Objective:
Transcribe every line of the records below without changing anything.

Records excerpted from a collection

----------

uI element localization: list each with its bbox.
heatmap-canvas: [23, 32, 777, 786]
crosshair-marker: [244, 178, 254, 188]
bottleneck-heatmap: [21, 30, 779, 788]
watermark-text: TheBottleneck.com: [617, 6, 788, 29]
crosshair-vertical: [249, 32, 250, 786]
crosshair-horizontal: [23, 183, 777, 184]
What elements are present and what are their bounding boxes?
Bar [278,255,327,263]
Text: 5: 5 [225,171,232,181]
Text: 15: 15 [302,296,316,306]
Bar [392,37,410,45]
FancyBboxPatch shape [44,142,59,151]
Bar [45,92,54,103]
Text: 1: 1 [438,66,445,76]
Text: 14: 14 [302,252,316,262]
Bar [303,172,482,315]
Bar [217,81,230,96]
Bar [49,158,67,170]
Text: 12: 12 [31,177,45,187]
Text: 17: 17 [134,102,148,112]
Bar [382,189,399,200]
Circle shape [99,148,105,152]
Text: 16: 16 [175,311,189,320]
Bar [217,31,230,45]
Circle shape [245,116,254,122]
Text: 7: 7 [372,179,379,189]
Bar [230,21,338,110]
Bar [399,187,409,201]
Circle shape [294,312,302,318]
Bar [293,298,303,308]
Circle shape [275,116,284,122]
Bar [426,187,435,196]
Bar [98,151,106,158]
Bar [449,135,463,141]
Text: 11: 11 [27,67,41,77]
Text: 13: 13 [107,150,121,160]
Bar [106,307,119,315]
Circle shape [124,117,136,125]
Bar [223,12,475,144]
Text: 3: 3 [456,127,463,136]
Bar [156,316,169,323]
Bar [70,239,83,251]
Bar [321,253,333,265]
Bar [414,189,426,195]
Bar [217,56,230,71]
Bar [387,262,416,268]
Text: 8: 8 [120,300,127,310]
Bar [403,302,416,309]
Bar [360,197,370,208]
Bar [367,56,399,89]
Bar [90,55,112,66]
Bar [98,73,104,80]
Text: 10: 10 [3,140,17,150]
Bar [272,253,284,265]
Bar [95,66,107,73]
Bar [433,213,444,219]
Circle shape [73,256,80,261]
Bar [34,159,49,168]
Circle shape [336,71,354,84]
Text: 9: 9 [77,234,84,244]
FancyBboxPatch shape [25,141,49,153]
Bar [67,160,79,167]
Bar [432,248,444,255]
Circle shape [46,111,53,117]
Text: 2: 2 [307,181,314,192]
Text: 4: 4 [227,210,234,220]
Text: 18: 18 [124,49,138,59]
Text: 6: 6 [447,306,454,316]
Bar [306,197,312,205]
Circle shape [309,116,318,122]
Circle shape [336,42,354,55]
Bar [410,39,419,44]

----------

Result:
uI element localization: list each with its bbox.
heatmap-canvas: [23, 32, 777, 786]
crosshair-marker: [244, 178, 254, 188]
bottleneck-heatmap: [21, 30, 779, 788]
watermark-text: TheBottleneck.com: [617, 6, 788, 29]
crosshair-vertical: [249, 32, 250, 786]
crosshair-horizontal: [23, 183, 777, 184]
What elements are present and what are their bounding boxes?
Bar [278,255,327,263]
Text: 5: 5 [225,171,232,181]
Text: 15: 15 [302,296,316,306]
Bar [392,37,410,45]
FancyBboxPatch shape [44,142,59,151]
Bar [45,92,54,103]
Text: 1: 1 [438,66,445,76]
Text: 14: 14 [302,252,316,262]
Bar [303,172,482,315]
Bar [217,81,230,96]
Bar [49,158,67,170]
Text: 12: 12 [31,177,45,187]
Text: 17: 17 [134,102,148,112]
Bar [382,189,399,200]
Circle shape [99,148,105,152]
Text: 16: 16 [175,311,189,320]
Bar [217,31,230,45]
Circle shape [245,116,254,122]
Text: 7: 7 [372,179,379,189]
Bar [230,21,338,110]
Bar [399,187,409,201]
Circle shape [294,312,302,318]
Bar [293,298,303,308]
Circle shape [275,116,284,122]
Bar [426,187,435,196]
Bar [98,151,106,158]
Bar [449,135,463,141]
Text: 11: 11 [27,67,41,77]
Text: 13: 13 [107,150,121,160]
Bar [106,307,119,315]
Circle shape [124,117,136,125]
Bar [223,12,475,144]
Text: 3: 3 [456,127,463,136]
Bar [156,316,169,323]
Bar [70,239,83,251]
Bar [321,253,333,265]
Bar [414,189,426,195]
Bar [217,56,230,71]
Bar [387,262,416,268]
Text: 8: 8 [120,300,127,310]
Bar [403,302,416,309]
Bar [360,197,370,208]
Bar [367,56,399,89]
Bar [90,55,112,66]
Bar [98,73,104,80]
Text: 10: 10 [3,140,17,150]
Bar [272,253,284,265]
Bar [95,66,107,73]
Bar [433,213,444,219]
Circle shape [73,256,80,261]
Bar [34,159,49,168]
Circle shape [336,71,354,84]
Text: 9: 9 [77,234,84,244]
FancyBboxPatch shape [25,141,49,153]
Bar [67,160,79,167]
Bar [432,248,444,255]
Circle shape [46,111,53,117]
Text: 2: 2 [307,181,314,192]
Text: 4: 4 [227,210,234,220]
Text: 18: 18 [124,49,138,59]
Text: 6: 6 [447,306,454,316]
Bar [306,197,312,205]
Circle shape [309,116,318,122]
Circle shape [336,42,354,55]
Bar [410,39,419,44]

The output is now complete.